RECORDS SHOWN ▸

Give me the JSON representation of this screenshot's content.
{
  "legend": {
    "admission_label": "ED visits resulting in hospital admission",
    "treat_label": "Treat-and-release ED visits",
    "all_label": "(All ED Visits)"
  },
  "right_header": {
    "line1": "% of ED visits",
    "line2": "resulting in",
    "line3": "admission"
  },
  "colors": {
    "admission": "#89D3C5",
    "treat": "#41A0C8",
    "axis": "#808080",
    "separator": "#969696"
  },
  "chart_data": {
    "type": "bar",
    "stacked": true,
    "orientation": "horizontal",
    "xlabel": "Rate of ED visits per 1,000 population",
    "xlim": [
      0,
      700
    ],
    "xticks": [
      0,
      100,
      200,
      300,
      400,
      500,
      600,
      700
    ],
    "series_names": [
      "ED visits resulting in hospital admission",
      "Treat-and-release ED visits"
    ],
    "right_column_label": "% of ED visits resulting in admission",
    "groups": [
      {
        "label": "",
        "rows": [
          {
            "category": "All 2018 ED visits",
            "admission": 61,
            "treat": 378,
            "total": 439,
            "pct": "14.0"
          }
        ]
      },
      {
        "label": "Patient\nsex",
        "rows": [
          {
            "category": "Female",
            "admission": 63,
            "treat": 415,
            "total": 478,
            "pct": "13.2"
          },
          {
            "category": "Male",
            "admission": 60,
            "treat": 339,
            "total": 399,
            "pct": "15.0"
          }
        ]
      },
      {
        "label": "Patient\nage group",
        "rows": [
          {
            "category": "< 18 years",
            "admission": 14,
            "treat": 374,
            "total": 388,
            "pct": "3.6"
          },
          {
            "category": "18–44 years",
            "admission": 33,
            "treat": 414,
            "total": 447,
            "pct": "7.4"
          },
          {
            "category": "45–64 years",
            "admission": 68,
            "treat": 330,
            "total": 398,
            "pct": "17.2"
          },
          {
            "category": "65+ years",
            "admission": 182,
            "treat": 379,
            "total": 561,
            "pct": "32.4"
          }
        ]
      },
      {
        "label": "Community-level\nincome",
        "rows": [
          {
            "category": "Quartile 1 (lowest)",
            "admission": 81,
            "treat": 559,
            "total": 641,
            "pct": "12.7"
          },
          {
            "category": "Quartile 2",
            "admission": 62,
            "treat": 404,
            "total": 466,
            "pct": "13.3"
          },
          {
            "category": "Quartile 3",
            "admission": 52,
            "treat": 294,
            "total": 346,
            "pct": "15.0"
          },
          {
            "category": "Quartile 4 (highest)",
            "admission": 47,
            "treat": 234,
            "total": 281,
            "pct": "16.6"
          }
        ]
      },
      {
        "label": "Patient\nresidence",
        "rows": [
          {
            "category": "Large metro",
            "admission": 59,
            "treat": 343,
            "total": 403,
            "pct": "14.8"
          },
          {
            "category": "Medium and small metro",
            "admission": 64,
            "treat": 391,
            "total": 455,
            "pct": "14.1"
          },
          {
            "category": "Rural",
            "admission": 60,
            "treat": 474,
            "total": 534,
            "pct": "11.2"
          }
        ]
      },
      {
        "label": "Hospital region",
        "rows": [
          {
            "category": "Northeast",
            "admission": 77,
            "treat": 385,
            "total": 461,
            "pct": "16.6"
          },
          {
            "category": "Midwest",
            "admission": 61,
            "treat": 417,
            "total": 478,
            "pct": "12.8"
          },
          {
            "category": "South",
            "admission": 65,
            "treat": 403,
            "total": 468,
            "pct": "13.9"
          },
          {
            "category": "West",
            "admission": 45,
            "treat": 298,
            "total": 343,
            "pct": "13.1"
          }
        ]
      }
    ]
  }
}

WHAT IS EXPECTED ▸ Pick out each line containing the string "resulting" and copy it.

TASK SOLUTION ▸
    "admission_label": "ED visits resulting in hospital admission",
    "line2": "resulting in",
      "ED visits resulting in hospital admission",
    "right_column_label": "% of ED visits resulting in admission",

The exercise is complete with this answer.